▶ Exercise details
Only the lines from the one containing "Read all visible" through the one containing "Transcribe this image's" are to be copied, exactly and with both ends kept.

▶ Data in this exercise
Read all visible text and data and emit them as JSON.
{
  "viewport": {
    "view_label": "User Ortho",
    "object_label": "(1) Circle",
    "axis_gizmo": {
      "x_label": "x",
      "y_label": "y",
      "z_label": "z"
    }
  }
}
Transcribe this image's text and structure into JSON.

--

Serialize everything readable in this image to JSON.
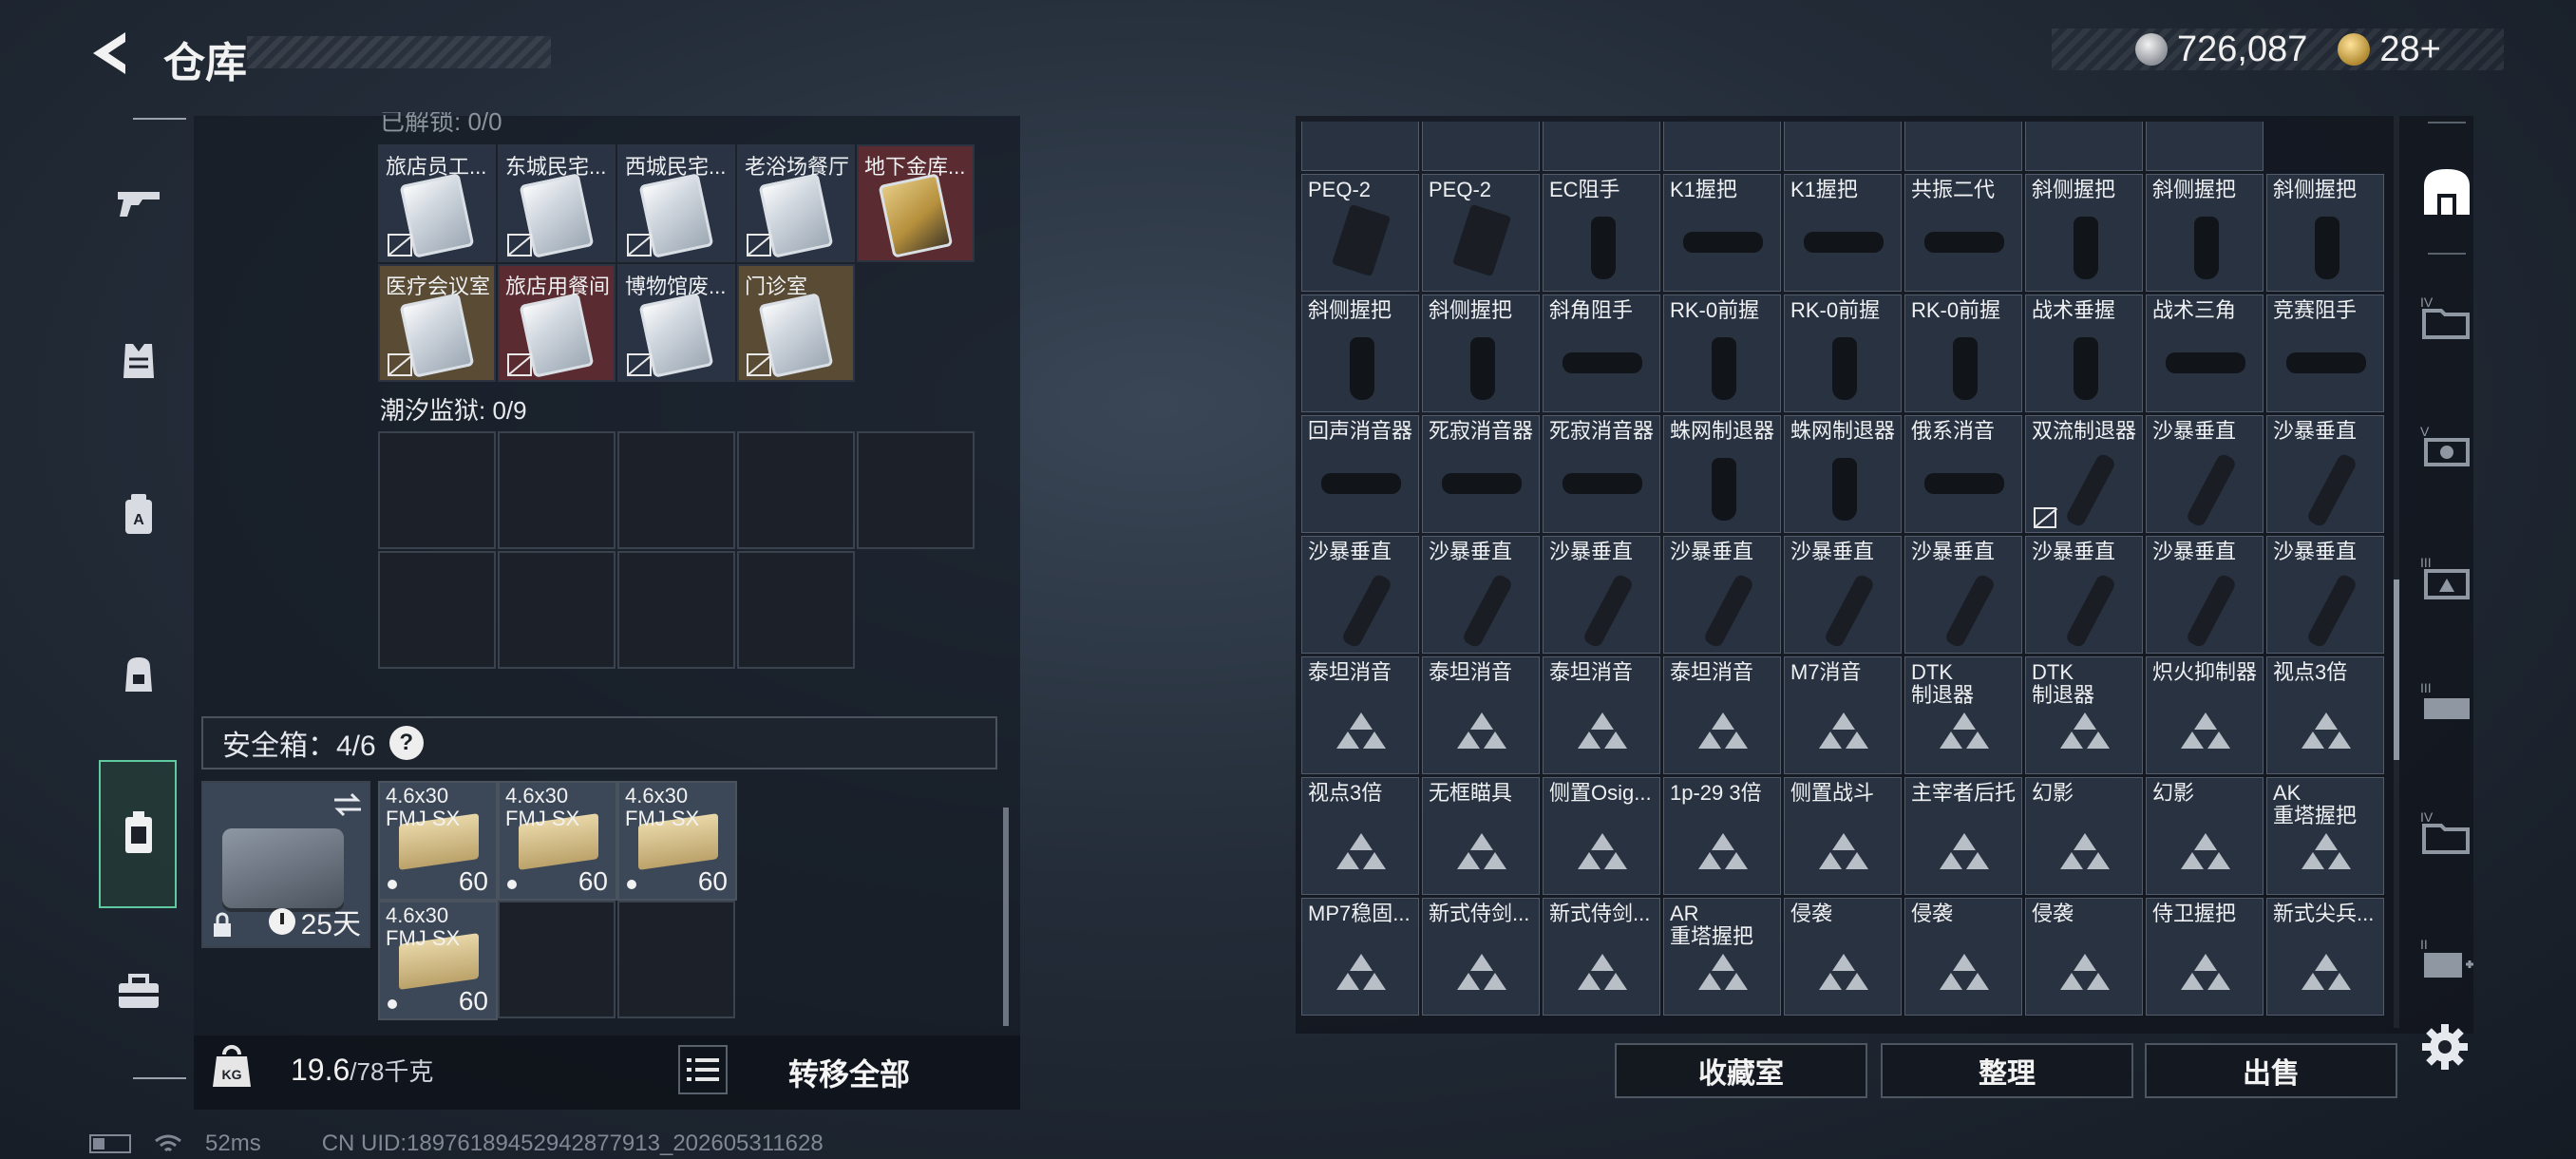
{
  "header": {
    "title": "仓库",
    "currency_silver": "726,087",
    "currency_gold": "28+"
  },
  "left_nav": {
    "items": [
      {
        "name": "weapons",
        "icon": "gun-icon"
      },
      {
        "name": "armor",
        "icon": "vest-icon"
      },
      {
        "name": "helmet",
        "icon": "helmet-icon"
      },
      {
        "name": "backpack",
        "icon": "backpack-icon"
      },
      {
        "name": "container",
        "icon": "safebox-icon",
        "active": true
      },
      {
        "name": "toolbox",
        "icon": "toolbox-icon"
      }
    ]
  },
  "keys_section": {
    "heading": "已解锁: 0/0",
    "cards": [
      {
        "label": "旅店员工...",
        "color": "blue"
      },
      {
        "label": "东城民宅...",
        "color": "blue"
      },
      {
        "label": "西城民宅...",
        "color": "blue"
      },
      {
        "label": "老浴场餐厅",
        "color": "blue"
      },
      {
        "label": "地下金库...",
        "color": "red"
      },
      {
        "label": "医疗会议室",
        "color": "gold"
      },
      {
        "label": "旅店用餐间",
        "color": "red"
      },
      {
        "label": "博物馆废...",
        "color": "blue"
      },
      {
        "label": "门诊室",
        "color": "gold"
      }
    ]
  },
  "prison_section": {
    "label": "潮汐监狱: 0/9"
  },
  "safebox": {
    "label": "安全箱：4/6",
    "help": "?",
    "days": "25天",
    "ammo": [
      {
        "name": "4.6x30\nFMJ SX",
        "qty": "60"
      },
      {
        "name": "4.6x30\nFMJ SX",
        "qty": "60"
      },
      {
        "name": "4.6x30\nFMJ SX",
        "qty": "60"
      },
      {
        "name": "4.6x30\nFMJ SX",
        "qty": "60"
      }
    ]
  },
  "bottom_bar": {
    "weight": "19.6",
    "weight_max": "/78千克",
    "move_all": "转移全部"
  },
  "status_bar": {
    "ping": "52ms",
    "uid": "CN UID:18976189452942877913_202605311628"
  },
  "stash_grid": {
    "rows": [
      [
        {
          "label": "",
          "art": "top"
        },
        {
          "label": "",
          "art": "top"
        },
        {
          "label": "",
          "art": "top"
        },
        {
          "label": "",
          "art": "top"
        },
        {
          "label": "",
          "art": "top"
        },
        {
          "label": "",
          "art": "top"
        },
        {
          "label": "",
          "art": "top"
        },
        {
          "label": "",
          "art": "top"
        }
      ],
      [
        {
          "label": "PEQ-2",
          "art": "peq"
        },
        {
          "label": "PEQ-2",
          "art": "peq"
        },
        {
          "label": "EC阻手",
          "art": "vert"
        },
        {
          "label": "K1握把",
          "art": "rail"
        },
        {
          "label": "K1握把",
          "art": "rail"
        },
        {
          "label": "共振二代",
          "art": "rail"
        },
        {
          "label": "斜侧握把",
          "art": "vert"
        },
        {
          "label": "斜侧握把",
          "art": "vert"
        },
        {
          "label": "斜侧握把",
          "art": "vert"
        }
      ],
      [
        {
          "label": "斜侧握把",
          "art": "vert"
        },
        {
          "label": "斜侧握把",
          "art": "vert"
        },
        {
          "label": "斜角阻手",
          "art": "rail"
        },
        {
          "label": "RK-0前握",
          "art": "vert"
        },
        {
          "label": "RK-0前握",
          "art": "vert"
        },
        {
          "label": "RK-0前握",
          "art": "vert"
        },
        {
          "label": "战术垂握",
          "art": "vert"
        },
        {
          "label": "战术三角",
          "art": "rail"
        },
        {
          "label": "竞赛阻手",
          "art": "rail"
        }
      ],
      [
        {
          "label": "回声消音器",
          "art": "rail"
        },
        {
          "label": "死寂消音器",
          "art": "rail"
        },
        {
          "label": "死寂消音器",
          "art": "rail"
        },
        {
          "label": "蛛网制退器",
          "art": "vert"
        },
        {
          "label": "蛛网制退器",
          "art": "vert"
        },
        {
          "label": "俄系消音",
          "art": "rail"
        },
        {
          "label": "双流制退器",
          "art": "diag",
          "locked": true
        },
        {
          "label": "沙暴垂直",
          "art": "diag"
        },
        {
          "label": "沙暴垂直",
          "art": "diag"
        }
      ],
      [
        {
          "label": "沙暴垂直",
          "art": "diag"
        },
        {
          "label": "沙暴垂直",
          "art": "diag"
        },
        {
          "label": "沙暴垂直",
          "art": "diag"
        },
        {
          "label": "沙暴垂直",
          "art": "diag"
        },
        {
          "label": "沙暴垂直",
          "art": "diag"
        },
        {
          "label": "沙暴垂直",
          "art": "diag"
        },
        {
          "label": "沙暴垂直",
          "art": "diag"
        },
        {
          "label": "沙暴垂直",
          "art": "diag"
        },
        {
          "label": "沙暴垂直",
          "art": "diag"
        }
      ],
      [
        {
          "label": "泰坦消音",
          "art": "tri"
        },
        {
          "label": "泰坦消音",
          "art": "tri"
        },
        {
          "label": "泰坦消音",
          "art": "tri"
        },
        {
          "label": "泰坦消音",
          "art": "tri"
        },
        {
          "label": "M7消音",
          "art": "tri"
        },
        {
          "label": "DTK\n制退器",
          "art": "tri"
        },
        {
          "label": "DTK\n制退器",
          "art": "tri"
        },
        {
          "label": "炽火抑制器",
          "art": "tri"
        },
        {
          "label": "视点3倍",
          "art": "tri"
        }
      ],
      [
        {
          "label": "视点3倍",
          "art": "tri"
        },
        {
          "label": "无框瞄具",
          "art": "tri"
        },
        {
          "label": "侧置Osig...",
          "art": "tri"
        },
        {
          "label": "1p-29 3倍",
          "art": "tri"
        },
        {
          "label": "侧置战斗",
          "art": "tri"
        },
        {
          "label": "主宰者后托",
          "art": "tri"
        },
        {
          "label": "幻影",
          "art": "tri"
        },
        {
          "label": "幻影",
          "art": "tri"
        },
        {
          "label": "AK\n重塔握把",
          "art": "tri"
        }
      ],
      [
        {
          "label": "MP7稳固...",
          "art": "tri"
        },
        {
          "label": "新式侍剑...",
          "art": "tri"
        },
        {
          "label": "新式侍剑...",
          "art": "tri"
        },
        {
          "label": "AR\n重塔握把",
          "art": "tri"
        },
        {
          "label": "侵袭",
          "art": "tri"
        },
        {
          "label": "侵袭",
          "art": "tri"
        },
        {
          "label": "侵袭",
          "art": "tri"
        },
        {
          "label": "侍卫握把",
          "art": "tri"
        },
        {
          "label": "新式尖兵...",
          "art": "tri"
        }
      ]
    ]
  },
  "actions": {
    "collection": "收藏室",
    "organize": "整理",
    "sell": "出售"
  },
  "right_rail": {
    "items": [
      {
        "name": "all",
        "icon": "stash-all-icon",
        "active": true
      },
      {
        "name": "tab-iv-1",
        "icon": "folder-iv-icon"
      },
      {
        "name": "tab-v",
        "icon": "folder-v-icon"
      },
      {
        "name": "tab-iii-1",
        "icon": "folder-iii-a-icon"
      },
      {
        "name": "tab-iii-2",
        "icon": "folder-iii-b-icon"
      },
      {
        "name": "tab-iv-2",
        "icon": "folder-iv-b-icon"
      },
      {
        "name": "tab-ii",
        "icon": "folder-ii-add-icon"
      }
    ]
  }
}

▶ Task output
Read all visible text and data and emit them as JSON.
{
  "viewport": {
    "view_label": "User Ortho",
    "object_label": "(1) Circle",
    "axis_gizmo": {
      "x_label": "x",
      "y_label": "y",
      "z_label": "z"
    }
  }
}
Transcribe this image's text and structure into JSON.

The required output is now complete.